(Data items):
▬▬▬▬▬▬▬▬▬▬

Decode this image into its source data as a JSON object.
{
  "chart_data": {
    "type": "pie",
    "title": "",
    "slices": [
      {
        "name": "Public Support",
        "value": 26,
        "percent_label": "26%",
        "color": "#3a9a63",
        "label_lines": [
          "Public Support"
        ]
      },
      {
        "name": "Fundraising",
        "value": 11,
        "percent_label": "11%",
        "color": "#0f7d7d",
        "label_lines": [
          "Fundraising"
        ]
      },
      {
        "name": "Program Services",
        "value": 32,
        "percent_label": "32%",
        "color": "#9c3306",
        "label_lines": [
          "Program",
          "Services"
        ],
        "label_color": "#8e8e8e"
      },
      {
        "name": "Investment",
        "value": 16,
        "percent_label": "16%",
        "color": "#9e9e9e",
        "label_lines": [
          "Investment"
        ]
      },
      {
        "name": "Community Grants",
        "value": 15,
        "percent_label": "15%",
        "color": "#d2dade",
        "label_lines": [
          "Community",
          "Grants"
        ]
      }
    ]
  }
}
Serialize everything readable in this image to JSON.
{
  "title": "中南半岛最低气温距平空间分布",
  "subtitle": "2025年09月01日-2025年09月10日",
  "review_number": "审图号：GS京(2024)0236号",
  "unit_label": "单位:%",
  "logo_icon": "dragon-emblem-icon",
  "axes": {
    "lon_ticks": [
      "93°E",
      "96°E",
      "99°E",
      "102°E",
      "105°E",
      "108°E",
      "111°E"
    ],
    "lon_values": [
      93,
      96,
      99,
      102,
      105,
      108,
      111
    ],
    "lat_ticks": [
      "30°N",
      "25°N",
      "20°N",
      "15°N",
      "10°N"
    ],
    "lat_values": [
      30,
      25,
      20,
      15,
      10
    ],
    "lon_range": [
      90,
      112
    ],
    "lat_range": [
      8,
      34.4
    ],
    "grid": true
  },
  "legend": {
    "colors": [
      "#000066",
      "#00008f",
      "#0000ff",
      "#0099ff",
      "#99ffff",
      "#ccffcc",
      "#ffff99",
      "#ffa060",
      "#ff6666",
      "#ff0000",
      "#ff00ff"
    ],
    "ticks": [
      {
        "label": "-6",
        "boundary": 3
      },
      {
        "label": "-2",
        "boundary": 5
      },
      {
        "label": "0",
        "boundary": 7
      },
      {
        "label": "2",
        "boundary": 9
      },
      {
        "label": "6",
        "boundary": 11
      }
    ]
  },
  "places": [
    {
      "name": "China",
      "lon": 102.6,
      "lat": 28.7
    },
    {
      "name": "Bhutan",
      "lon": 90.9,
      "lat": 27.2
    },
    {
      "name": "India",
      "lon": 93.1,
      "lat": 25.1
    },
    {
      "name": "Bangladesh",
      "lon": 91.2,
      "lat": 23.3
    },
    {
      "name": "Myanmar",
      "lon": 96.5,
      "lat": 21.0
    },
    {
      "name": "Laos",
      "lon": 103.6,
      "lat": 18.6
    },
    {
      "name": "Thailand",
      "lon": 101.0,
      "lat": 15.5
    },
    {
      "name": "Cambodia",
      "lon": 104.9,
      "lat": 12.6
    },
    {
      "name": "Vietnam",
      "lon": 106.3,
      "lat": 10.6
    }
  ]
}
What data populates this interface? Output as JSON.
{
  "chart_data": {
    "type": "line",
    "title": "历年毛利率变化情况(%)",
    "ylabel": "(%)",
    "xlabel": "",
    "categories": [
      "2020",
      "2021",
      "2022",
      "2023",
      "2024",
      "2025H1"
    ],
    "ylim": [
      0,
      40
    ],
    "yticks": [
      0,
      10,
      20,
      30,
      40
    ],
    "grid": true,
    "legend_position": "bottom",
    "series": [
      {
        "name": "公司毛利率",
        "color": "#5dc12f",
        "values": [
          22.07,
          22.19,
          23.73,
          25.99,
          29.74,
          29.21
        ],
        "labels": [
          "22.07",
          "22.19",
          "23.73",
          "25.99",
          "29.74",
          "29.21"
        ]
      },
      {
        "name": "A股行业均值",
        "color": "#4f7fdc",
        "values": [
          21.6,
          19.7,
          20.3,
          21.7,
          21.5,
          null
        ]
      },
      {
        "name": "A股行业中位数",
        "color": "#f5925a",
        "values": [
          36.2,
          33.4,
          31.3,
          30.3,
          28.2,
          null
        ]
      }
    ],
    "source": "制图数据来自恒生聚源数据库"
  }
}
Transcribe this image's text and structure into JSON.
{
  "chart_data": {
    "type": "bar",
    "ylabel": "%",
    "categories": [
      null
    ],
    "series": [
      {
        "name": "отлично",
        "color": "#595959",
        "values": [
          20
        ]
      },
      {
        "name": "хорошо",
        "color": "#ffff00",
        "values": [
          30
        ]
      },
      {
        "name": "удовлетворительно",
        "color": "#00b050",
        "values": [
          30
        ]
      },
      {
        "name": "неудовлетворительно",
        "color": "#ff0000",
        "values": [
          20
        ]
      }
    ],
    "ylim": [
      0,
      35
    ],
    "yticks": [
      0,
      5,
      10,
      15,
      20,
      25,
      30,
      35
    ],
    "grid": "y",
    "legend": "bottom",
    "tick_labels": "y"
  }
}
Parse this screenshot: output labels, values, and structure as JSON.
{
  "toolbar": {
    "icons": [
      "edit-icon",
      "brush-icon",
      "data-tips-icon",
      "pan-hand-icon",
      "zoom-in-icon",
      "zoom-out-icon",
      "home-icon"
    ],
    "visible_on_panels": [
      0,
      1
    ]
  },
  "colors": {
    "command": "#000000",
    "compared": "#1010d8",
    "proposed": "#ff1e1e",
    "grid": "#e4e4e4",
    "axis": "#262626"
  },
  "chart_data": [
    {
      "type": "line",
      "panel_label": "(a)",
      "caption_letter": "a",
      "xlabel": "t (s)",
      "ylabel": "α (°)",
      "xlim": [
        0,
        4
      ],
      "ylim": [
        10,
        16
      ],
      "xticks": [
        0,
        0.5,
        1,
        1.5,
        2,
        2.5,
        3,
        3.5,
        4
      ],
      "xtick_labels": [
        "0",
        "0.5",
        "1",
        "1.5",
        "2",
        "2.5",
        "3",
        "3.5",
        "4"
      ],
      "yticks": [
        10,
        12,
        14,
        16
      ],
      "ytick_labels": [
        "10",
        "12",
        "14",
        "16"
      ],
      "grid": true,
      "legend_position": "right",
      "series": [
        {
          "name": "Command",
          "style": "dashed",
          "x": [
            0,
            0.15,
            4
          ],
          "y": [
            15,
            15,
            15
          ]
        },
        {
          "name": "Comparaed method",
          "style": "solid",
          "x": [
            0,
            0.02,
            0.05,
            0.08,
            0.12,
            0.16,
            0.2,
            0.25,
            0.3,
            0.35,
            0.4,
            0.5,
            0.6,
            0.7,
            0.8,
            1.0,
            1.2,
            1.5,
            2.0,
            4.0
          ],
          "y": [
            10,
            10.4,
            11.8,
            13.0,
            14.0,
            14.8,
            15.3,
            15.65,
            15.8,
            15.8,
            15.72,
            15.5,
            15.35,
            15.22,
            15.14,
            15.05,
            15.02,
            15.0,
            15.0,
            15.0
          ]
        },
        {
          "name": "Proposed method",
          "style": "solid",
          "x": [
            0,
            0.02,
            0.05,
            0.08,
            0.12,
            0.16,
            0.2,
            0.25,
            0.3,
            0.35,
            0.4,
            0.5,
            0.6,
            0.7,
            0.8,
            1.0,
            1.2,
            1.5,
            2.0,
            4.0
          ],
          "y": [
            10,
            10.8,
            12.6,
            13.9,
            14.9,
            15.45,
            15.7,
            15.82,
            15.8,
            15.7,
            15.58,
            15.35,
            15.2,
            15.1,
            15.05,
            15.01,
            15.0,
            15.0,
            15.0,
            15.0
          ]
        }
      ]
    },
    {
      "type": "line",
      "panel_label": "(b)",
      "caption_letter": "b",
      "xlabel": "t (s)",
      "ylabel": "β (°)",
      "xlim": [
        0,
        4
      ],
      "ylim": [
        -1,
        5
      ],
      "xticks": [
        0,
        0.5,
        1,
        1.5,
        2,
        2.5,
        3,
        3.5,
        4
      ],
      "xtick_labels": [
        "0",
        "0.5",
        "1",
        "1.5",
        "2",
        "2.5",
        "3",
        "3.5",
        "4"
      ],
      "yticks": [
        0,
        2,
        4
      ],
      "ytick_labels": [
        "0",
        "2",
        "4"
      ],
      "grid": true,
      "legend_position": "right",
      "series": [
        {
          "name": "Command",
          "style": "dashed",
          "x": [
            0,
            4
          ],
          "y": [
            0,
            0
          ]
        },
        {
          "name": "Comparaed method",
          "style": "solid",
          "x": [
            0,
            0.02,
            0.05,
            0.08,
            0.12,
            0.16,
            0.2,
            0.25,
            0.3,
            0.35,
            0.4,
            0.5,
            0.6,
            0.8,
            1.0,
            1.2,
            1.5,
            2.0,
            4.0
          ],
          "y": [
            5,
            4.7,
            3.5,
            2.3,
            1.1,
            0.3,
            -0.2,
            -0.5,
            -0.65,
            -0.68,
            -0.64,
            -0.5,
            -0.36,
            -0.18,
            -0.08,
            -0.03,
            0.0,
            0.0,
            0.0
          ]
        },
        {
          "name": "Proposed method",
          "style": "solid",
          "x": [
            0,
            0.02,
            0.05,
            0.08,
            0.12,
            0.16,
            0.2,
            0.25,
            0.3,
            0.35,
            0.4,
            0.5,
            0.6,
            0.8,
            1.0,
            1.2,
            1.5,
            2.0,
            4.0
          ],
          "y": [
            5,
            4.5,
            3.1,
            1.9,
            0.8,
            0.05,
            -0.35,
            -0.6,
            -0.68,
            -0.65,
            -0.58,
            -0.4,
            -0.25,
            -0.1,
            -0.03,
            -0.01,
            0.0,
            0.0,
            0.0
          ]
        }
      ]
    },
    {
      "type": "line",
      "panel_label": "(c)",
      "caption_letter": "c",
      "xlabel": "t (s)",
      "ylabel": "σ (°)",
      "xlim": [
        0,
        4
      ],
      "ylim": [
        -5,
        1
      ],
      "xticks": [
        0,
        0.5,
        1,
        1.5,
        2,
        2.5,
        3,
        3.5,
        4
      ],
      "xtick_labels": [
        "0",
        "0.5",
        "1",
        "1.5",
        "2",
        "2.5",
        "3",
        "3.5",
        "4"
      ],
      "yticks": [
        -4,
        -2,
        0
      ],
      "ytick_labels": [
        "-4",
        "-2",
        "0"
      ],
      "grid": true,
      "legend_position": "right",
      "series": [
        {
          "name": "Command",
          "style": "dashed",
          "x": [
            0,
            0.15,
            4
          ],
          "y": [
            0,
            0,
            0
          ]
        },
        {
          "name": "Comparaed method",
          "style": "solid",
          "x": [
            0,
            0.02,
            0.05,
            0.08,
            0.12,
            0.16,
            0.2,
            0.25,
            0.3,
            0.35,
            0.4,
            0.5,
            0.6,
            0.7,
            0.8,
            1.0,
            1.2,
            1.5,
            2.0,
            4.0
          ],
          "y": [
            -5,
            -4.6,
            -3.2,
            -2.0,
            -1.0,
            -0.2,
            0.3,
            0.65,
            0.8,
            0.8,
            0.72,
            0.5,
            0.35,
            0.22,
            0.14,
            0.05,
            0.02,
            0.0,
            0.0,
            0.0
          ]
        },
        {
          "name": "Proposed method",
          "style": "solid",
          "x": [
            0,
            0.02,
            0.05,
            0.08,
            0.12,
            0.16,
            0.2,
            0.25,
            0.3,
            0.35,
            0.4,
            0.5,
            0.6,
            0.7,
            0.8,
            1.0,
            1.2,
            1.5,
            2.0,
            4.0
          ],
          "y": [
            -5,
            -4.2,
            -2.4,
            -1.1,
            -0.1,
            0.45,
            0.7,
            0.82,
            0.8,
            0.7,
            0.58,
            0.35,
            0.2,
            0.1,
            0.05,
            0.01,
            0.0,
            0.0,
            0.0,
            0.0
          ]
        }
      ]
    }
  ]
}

▬▬▬▬▬▬▬▬▬▬

(Exercise goal): Only the number is required: the count of lines containing the word "bottom".

(Task response): 2